■ **GIVEN REQUEST**: Copy out the whole listing below word for word, keeping every line unchanged.

--- Begin ---

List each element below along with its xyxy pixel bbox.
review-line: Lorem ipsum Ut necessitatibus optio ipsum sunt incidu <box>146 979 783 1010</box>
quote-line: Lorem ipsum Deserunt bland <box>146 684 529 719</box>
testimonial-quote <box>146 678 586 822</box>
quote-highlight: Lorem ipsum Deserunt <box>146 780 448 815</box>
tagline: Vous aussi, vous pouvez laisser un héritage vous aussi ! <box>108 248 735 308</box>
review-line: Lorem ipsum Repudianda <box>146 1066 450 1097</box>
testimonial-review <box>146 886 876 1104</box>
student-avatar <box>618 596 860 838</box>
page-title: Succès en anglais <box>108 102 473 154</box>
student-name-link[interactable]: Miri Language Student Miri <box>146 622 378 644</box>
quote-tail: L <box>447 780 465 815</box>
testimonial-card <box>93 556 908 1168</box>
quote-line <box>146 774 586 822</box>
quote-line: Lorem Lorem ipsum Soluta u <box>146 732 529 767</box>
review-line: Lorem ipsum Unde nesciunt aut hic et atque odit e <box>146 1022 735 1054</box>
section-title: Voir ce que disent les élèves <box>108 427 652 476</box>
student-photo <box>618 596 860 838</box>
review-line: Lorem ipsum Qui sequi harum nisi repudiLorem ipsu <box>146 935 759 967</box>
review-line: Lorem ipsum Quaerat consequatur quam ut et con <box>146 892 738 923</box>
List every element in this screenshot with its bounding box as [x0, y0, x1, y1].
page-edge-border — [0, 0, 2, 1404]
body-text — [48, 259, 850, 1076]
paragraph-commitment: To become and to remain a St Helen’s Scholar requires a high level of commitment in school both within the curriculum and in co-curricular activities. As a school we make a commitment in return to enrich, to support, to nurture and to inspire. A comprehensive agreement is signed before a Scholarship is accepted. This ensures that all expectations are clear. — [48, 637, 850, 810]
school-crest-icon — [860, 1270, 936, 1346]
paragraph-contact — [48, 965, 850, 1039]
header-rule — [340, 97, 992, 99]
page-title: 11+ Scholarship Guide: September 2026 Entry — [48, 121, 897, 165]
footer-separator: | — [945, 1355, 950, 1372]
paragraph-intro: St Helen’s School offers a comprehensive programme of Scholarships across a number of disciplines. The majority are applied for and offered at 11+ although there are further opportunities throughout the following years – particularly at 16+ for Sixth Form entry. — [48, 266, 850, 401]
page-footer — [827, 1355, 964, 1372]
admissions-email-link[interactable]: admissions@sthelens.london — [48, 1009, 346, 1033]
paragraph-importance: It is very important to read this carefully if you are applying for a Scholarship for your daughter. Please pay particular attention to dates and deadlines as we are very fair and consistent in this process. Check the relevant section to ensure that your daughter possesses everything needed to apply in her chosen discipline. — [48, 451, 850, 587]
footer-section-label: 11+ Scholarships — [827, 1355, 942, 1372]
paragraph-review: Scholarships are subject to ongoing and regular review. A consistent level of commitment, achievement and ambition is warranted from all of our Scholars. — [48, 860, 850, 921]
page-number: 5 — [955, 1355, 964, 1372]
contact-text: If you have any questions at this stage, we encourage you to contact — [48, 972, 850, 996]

--- End ---

■ **COMPLETE ANSWER**:
List each element below along with its xyxy pixel bbox.
review-line: Lorem ipsum Ut necessitatibus optio ipsum sunt incidu <box>146 979 783 1010</box>
quote-line: Lorem ipsum Deserunt bland <box>146 684 529 719</box>
testimonial-quote <box>146 678 586 822</box>
quote-highlight: Lorem ipsum Deserunt <box>146 780 448 815</box>
tagline: Vous aussi, vous pouvez laisser un héritage vous aussi ! <box>108 248 735 308</box>
review-line: Lorem ipsum Repudianda <box>146 1066 450 1097</box>
testimonial-review <box>146 886 876 1104</box>
student-avatar <box>618 596 860 838</box>
page-title: Succès en anglais <box>108 102 473 154</box>
student-name-link[interactable]: Miri Language Student Miri <box>146 622 378 644</box>
quote-tail: L <box>447 780 465 815</box>
testimonial-card <box>93 556 908 1168</box>
quote-line <box>146 774 586 822</box>
quote-line: Lorem Lorem ipsum Soluta u <box>146 732 529 767</box>
review-line: Lorem ipsum Unde nesciunt aut hic et atque odit e <box>146 1022 735 1054</box>
section-title: Voir ce que disent les élèves <box>108 427 652 476</box>
student-photo <box>618 596 860 838</box>
review-line: Lorem ipsum Qui sequi harum nisi repudiLorem ipsu <box>146 935 759 967</box>
review-line: Lorem ipsum Quaerat consequatur quam ut et con <box>146 892 738 923</box>
List every element in this screenshot with its bounding box as [x0, y0, x1, y1].
page-edge-border — [0, 0, 2, 1404]
body-text — [48, 259, 850, 1076]
paragraph-commitment: To become and to remain a St Helen’s Scholar requires a high level of commitment in school both within the curriculum and in co-curricular activities. As a school we make a commitment in return to enrich, to support, to nurture and to inspire. A comprehensive agreement is signed before a Scholarship is accepted. This ensures that all expectations are clear. — [48, 637, 850, 810]
school-crest-icon — [860, 1270, 936, 1346]
paragraph-contact — [48, 965, 850, 1039]
header-rule — [340, 97, 992, 99]
page-title: 11+ Scholarship Guide: September 2026 Entry — [48, 121, 897, 165]
footer-separator: | — [945, 1355, 950, 1372]
paragraph-intro: St Helen’s School offers a comprehensive programme of Scholarships across a number of disciplines. The majority are applied for and offered at 11+ although there are further opportunities throughout the following years – particularly at 16+ for Sixth Form entry. — [48, 266, 850, 401]
page-footer — [827, 1355, 964, 1372]
admissions-email-link[interactable]: admissions@sthelens.london — [48, 1009, 346, 1033]
paragraph-importance: It is very important to read this carefully if you are applying for a Scholarship for your daughter. Please pay particular attention to dates and deadlines as we are very fair and consistent in this process. Check the relevant section to ensure that your daughter possesses everything needed to apply in her chosen discipline. — [48, 451, 850, 587]
footer-section-label: 11+ Scholarships — [827, 1355, 942, 1372]
paragraph-review: Scholarships are subject to ongoing and regular review. A consistent level of commitment, achievement and ambition is warranted from all of our Scholars. — [48, 860, 850, 921]
page-number: 5 — [955, 1355, 964, 1372]
contact-text: If you have any questions at this stage, we encourage you to contact — [48, 972, 850, 996]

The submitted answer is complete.